Only the lines holding the string "Chambre" are needed. Copy each one.

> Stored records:

-- BEGIN --

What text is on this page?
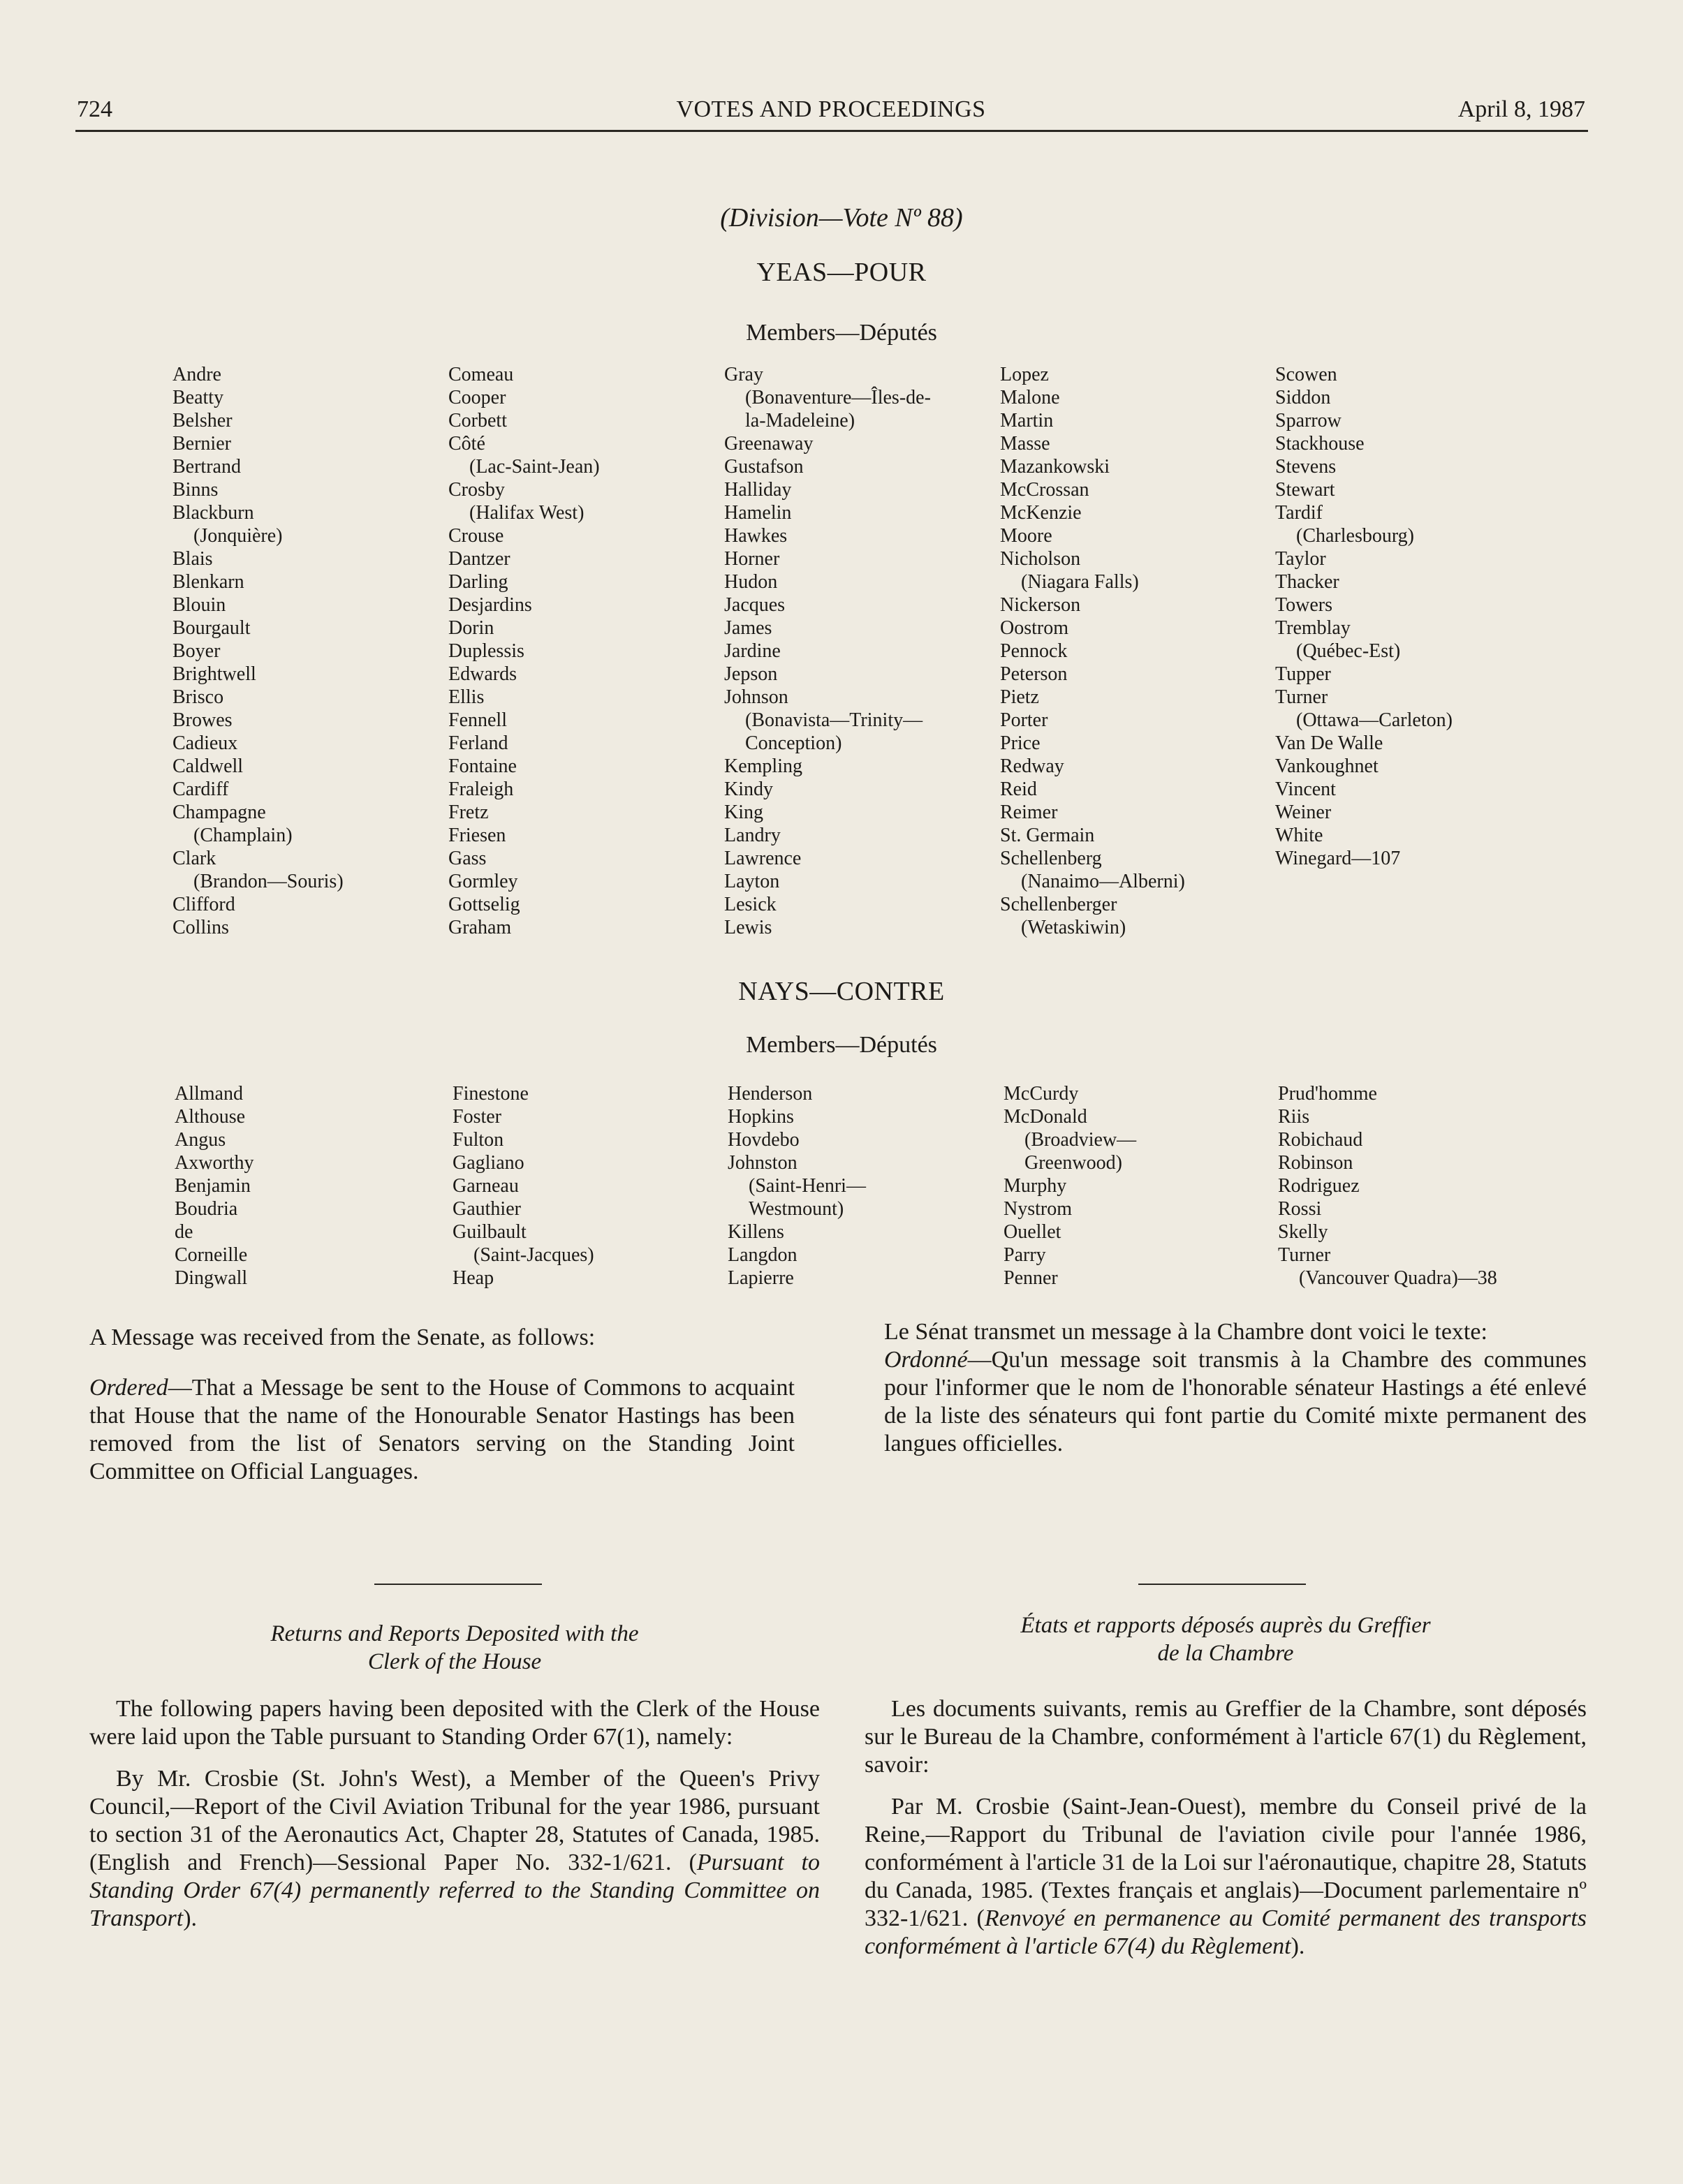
724	VOTES AND PROCEEDINGS	April 8, 1987
(Division—Vote Nº 88)
YEAS—POUR
Members—Députés
Andre
Beatty
Belsher
Bernier
Bertrand
Binns
Blackburn
(Jonquière)
Blais
Blenkarn
Blouin
Bourgault
Boyer
Brightwell
Brisco
Browes
Cadieux
Caldwell
Cardiff
Champagne
(Champlain)
Clark
(Brandon—Souris)
Clifford
Collins
Comeau
Cooper
Corbett
Côté
(Lac-Saint-Jean)
Crosby
(Halifax West)
Crouse
Dantzer
Darling
Desjardins
Dorin
Duplessis
Edwards
Ellis
Fennell
Ferland
Fontaine
Fraleigh
Fretz
Friesen
Gass
Gormley
Gottselig
Graham
Gray
(Bonaventure—Îles-de-
la-Madeleine)
Greenaway
Gustafson
Halliday
Hamelin
Hawkes
Horner
Hudon
Jacques
James
Jardine
Jepson
Johnson
(Bonavista—Trinity—
Conception)
Kempling
Kindy
King
Landry
Lawrence
Layton
Lesick
Lewis
Lopez
Malone
Martin
Masse
Mazankowski
McCrossan
McKenzie
Moore
Nicholson
(Niagara Falls)
Nickerson
Oostrom
Pennock
Peterson
Pietz
Porter
Price
Redway
Reid
Reimer
St. Germain
Schellenberg
(Nanaimo—Alberni)
Schellenberger
(Wetaskiwin)
Scowen
Siddon
Sparrow
Stackhouse
Stevens
Stewart
Tardif
(Charlesbourg)
Taylor
Thacker
Towers
Tremblay
(Québec-Est)
Tupper
Turner
(Ottawa—Carleton)
Van De Walle
Vankoughnet
Vincent
Weiner
White
Winegard—107
NAYS—CONTRE
Members—Députés
Allmand
Althouse
Angus
Axworthy
Benjamin
Boudria
de
Corneille
Dingwall
Finestone
Foster
Fulton
Gagliano
Garneau
Gauthier
Guilbault
(Saint-Jacques)
Heap
Henderson
Hopkins
Hovdebo
Johnston
(Saint-Henri—
Westmount)
Killens
Langdon
Lapierre
McCurdy
McDonald
(Broadview—
Greenwood)
Murphy
Nystrom
Ouellet
Parry
Penner
Prud'homme
Riis
Robichaud
Robinson
Rodriguez
Rossi
Skelly
Turner
(Vancouver Quadra)—38

A Message was received from the Senate, as follows:

Ordered—That a Message be sent to the House of Commons to acquaint that House that the name of the Honourable Senator Hastings has been removed from the list of Senators serving on the Standing Joint Committee on Official Languages.

Le Sénat transmet un message à la Chambre dont voici le texte:

Ordonné—Qu'un message soit transmis à la Chambre des communes pour l'informer que le nom de l'honorable sénateur Hastings a été enlevé de la liste des sénateurs qui font partie du Comité mixte permanent des langues officielles.

Returns and Reports Deposited with the
Clerk of the House
États et rapports déposés auprès du Greffier
de la Chambre

The following papers having been deposited with the Clerk of the House were laid upon the Table pursuant to Standing Order 67(1), namely:

By Mr. Crosbie (St. John's West), a Member of the Queen's Privy Council,—Report of the Civil Aviation Tribunal for the year 1986, pursuant to section 31 of the Aeronautics Act, Chapter 28, Statutes of Canada, 1985. (English and French)—Sessional Paper No. 332-1/621. (Pursuant to Standing Order 67(4) permanently referred to the Standing Committee on Transport).

Les documents suivants, remis au Greffier de la Chambre, sont déposés sur le Bureau de la Chambre, conformément à l'article 67(1) du Règlement, savoir:

Par M. Crosbie (Saint-Jean-Ouest), membre du Conseil privé de la Reine,—Rapport du Tribunal de l'aviation civile pour l'année 1986, conformément à l'article 31 de la Loi sur l'aéronautique, chapitre 28, Statuts du Canada, 1985. (Textes français et anglais)—Document parlementaire nº 332-1/621. (Renvoyé en permanence au Comité permanent des transports conformément à l'article 67(4) du Règlement).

-- END --

> Response to this task:
Le Sénat transmet un message à la Chambre dont voici le texte:
Ordonné—Qu'un message soit transmis à la Chambre des communes pour l'informer que le nom de l'honorable sénateur Hastings a été enlevé de la liste des sénateurs qui font partie du Comité mixte permanent des langues officielles.
de la Chambre
Les documents suivants, remis au Greffier de la Chambre, sont déposés sur le Bureau de la Chambre, conformément à l'article 67(1) du Règlement, savoir:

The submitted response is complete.